Exercise: Rewrite the listing from its first line through the line containing "hero-section: Ensemble, tendons", replacing "interactable" with "clickable" and leaving everything else the same.

********

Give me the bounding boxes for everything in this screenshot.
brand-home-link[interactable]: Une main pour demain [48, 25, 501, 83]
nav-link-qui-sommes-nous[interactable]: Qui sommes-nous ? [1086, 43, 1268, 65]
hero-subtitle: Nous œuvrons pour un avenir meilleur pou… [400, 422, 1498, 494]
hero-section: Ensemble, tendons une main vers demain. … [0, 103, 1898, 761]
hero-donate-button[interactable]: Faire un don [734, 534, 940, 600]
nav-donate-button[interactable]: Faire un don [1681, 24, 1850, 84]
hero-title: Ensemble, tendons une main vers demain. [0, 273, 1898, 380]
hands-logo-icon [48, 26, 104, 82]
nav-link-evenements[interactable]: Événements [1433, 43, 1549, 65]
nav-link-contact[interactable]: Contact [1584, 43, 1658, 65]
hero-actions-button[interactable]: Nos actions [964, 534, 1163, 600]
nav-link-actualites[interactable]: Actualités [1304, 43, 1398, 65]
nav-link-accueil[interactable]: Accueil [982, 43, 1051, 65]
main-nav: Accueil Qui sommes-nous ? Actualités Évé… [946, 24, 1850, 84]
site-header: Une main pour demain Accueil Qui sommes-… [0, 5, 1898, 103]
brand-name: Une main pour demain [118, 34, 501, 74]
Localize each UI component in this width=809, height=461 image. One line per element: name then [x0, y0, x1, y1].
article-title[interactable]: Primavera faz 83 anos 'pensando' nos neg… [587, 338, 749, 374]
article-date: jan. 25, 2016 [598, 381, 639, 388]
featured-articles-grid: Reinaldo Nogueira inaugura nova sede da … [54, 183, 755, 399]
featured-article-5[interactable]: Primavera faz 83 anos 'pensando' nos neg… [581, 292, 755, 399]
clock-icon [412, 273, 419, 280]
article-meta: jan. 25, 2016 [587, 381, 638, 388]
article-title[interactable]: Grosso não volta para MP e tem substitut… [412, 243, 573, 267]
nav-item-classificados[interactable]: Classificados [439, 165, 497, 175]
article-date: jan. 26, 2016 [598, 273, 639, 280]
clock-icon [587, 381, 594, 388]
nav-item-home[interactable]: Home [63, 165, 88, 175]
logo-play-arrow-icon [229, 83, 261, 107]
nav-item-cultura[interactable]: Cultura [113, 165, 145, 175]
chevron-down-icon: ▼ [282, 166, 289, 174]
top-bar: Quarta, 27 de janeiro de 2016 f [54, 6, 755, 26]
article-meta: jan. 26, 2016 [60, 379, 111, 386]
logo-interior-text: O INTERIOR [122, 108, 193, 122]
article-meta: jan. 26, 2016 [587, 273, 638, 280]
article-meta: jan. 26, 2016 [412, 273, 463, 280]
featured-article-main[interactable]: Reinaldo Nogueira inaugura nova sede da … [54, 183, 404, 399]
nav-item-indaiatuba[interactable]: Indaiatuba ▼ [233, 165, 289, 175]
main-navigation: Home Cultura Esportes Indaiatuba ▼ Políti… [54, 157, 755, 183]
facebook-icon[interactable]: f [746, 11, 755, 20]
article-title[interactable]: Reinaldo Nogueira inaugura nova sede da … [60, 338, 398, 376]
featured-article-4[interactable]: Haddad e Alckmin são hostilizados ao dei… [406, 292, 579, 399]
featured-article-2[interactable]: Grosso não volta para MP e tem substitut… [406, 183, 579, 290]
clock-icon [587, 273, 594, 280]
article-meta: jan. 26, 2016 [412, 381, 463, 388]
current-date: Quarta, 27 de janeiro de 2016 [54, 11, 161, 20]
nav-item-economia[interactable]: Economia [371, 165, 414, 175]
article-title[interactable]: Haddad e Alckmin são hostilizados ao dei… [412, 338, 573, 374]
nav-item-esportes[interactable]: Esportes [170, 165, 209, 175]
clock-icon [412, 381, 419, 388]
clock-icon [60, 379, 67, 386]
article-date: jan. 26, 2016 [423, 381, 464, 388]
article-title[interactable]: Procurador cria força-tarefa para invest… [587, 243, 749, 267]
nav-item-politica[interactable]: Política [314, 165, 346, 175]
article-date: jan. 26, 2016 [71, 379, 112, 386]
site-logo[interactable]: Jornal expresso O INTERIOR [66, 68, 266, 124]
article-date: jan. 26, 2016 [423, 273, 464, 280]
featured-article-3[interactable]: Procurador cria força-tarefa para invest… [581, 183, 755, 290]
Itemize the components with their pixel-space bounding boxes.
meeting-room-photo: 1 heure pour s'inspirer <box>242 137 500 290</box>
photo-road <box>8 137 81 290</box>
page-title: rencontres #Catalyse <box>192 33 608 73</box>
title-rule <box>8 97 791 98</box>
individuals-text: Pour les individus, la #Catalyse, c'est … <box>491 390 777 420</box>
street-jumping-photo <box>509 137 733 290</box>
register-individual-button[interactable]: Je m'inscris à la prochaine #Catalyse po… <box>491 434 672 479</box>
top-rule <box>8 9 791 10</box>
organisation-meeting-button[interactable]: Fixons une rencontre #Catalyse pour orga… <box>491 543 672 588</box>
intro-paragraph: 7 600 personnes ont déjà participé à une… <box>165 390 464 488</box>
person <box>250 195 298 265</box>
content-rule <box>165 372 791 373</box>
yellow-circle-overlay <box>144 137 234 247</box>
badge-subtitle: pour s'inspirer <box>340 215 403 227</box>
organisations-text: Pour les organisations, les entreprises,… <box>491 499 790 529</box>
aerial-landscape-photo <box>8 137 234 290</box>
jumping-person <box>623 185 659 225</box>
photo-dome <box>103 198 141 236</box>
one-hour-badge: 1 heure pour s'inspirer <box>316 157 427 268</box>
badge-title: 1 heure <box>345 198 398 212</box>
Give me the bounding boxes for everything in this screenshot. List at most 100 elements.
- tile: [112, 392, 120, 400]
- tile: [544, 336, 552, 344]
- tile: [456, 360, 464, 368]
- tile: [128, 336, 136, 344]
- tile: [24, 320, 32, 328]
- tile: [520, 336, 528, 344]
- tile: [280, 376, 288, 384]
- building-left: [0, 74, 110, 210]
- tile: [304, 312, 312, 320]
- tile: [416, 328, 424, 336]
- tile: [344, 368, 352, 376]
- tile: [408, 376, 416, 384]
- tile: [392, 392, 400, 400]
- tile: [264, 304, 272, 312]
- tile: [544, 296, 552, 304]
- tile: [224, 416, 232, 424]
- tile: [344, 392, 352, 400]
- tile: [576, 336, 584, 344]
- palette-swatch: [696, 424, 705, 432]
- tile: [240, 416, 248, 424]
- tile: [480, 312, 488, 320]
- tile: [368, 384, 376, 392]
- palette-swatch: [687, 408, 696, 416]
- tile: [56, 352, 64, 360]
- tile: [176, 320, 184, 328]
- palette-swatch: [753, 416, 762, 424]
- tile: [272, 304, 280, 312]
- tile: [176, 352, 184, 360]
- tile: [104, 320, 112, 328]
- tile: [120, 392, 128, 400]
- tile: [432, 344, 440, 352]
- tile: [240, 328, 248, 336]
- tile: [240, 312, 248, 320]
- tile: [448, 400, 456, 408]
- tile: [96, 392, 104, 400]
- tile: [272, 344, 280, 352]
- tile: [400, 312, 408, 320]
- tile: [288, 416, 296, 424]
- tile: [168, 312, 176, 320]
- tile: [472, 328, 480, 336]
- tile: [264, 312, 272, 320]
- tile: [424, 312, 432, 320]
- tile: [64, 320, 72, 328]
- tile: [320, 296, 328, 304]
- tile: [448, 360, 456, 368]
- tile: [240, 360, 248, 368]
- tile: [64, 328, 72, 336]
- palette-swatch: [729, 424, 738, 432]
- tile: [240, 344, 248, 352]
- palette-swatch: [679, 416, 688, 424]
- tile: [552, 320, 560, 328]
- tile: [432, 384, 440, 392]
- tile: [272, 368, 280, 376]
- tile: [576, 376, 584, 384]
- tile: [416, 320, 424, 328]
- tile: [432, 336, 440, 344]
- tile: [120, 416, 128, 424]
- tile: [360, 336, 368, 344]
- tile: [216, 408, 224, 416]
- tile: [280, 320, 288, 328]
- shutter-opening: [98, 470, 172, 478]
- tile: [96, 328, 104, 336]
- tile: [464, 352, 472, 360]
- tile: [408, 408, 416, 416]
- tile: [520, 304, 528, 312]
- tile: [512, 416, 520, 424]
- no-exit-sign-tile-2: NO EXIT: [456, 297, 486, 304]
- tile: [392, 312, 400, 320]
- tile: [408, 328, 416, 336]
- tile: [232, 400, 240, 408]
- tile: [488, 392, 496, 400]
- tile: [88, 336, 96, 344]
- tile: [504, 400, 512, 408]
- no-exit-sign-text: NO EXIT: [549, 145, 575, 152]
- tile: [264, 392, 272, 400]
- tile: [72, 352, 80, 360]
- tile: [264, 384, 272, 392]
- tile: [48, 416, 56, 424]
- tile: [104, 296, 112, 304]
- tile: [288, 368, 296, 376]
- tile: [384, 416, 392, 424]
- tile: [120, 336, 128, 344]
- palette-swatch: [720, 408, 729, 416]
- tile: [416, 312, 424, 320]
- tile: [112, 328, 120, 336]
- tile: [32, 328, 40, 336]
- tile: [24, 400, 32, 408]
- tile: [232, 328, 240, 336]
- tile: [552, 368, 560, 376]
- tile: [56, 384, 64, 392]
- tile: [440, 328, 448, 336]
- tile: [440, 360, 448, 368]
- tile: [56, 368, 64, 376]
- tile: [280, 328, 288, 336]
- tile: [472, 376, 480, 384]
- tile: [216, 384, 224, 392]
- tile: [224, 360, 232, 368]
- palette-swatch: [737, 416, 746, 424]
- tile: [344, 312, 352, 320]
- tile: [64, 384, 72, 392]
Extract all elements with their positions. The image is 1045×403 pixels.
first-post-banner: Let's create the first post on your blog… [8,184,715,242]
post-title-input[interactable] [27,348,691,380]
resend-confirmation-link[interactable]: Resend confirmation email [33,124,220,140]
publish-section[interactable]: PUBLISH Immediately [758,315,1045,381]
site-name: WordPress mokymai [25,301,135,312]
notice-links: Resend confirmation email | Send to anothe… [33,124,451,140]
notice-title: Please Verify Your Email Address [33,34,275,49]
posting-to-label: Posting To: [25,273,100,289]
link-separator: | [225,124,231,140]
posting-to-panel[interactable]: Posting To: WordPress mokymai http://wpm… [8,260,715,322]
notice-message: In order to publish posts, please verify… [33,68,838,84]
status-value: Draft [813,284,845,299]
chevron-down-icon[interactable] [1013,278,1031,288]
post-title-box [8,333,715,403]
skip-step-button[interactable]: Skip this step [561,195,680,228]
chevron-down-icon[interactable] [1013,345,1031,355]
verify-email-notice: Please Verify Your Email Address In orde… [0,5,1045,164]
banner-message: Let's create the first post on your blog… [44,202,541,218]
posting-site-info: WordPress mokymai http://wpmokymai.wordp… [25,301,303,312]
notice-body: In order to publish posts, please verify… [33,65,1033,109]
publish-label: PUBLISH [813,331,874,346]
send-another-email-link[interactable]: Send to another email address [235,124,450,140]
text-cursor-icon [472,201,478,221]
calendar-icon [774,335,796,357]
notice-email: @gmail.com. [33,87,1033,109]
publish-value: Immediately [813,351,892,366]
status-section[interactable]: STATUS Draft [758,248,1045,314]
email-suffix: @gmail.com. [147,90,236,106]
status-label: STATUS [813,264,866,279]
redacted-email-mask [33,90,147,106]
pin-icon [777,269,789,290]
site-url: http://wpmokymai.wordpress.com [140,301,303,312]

********

Expected answer:
Give me the bounding boxes for everything in this screenshot.
brand-home-link[clickable]: Une main pour demain [48, 25, 501, 83]
nav-link-qui-sommes-nous[clickable]: Qui sommes-nous ? [1086, 43, 1268, 65]
hero-subtitle: Nous œuvrons pour un avenir meilleur pou… [400, 422, 1498, 494]
hero-section: Ensemble, tendons une main vers demain. … [0, 103, 1898, 761]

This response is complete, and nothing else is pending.